Set exercise.
The records below must be retyped exactly.

The records.
□ □ □ □

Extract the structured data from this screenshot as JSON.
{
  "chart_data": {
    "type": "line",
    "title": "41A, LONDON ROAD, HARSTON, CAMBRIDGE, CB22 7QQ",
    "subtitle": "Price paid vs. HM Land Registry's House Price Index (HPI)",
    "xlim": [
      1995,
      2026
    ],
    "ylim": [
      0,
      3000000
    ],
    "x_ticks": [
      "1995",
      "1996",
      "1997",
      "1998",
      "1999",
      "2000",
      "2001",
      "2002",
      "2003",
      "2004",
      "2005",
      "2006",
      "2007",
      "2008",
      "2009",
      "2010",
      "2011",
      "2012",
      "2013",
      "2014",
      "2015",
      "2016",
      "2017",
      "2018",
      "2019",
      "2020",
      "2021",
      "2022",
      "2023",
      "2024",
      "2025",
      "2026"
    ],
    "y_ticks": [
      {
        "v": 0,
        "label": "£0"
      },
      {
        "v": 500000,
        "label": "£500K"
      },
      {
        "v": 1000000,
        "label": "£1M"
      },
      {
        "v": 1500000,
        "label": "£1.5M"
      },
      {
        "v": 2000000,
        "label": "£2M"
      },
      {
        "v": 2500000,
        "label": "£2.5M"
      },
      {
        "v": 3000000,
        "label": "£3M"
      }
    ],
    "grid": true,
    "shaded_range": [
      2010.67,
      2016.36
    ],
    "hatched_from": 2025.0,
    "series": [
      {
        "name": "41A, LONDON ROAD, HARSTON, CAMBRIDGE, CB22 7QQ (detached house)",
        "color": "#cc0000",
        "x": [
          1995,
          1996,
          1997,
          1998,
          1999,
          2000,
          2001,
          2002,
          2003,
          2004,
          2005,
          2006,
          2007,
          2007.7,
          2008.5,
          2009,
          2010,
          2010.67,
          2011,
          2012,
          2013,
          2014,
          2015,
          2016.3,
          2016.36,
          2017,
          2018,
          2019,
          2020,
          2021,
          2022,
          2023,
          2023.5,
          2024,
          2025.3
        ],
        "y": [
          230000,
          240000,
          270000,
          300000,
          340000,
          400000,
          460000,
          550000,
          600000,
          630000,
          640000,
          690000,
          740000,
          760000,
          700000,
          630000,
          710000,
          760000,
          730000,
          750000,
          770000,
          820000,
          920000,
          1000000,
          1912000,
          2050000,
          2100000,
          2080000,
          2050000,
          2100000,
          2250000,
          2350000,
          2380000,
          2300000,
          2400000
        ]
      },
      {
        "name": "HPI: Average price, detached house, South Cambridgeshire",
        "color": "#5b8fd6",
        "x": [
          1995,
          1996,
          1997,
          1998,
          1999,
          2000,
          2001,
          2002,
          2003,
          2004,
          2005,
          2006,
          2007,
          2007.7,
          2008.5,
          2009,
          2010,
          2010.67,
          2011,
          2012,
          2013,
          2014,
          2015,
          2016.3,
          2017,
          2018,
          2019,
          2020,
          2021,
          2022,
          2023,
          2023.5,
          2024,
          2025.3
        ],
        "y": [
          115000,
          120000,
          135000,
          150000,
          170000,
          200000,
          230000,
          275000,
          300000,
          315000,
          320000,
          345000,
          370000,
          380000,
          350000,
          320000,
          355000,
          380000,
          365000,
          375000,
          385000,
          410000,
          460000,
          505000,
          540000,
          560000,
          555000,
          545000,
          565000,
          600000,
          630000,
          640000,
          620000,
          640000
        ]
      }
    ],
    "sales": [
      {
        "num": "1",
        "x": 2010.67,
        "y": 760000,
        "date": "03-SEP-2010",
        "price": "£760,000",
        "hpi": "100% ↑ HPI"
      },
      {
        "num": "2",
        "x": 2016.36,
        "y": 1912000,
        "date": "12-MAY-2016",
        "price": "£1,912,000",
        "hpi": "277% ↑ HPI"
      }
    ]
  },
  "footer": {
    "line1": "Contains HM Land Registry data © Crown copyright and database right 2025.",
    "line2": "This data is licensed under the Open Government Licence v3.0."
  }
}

□ □ □ □

Exercise answer.
Extract the structured data from this screenshot as JSON.
{
  "chart_data": {
    "type": "line",
    "title": "41A, LONDON ROAD, HARSTON, CAMBRIDGE, CB22 7QQ",
    "subtitle": "Price paid vs. HM Land Registry's House Price Index (HPI)",
    "xlim": [
      1995,
      2026
    ],
    "ylim": [
      0,
      3000000
    ],
    "x_ticks": [
      "1995",
      "1996",
      "1997",
      "1998",
      "1999",
      "2000",
      "2001",
      "2002",
      "2003",
      "2004",
      "2005",
      "2006",
      "2007",
      "2008",
      "2009",
      "2010",
      "2011",
      "2012",
      "2013",
      "2014",
      "2015",
      "2016",
      "2017",
      "2018",
      "2019",
      "2020",
      "2021",
      "2022",
      "2023",
      "2024",
      "2025",
      "2026"
    ],
    "y_ticks": [
      {
        "v": 0,
        "label": "£0"
      },
      {
        "v": 500000,
        "label": "£500K"
      },
      {
        "v": 1000000,
        "label": "£1M"
      },
      {
        "v": 1500000,
        "label": "£1.5M"
      },
      {
        "v": 2000000,
        "label": "£2M"
      },
      {
        "v": 2500000,
        "label": "£2.5M"
      },
      {
        "v": 3000000,
        "label": "£3M"
      }
    ],
    "grid": true,
    "shaded_range": [
      2010.67,
      2016.36
    ],
    "hatched_from": 2025.0,
    "series": [
      {
        "name": "41A, LONDON ROAD, HARSTON, CAMBRIDGE, CB22 7QQ (detached house)",
        "color": "#cc0000",
        "x": [
          1995,
          1996,
          1997,
          1998,
          1999,
          2000,
          2001,
          2002,
          2003,
          2004,
          2005,
          2006,
          2007,
          2007.7,
          2008.5,
          2009,
          2010,
          2010.67,
          2011,
          2012,
          2013,
          2014,
          2015,
          2016.3,
          2016.36,
          2017,
          2018,
          2019,
          2020,
          2021,
          2022,
          2023,
          2023.5,
          2024,
          2025.3
        ],
        "y": [
          230000,
          240000,
          270000,
          300000,
          340000,
          400000,
          460000,
          550000,
          600000,
          630000,
          640000,
          690000,
          740000,
          760000,
          700000,
          630000,
          710000,
          760000,
          730000,
          750000,
          770000,
          820000,
          920000,
          1000000,
          1912000,
          2050000,
          2100000,
          2080000,
          2050000,
          2100000,
          2250000,
          2350000,
          2380000,
          2300000,
          2400000
        ]
      },
      {
        "name": "HPI: Average price, detached house, South Cambridgeshire",
        "color": "#5b8fd6",
        "x": [
          1995,
          1996,
          1997,
          1998,
          1999,
          2000,
          2001,
          2002,
          2003,
          2004,
          2005,
          2006,
          2007,
          2007.7,
          2008.5,
          2009,
          2010,
          2010.67,
          2011,
          2012,
          2013,
          2014,
          2015,
          2016.3,
          2017,
          2018,
          2019,
          2020,
          2021,
          2022,
          2023,
          2023.5,
          2024,
          2025.3
        ],
        "y": [
          115000,
          120000,
          135000,
          150000,
          170000,
          200000,
          230000,
          275000,
          300000,
          315000,
          320000,
          345000,
          370000,
          380000,
          350000,
          320000,
          355000,
          380000,
          365000,
          375000,
          385000,
          410000,
          460000,
          505000,
          540000,
          560000,
          555000,
          545000,
          565000,
          600000,
          630000,
          640000,
          620000,
          640000
        ]
      }
    ],
    "sales": [
      {
        "num": "1",
        "x": 2010.67,
        "y": 760000,
        "date": "03-SEP-2010",
        "price": "£760,000",
        "hpi": "100% ↑ HPI"
      },
      {
        "num": "2",
        "x": 2016.36,
        "y": 1912000,
        "date": "12-MAY-2016",
        "price": "£1,912,000",
        "hpi": "277% ↑ HPI"
      }
    ]
  },
  "footer": {
    "line1": "Contains HM Land Registry data © Crown copyright and database right 2025.",
    "line2": "This data is licensed under the Open Government Licence v3.0."
  }
}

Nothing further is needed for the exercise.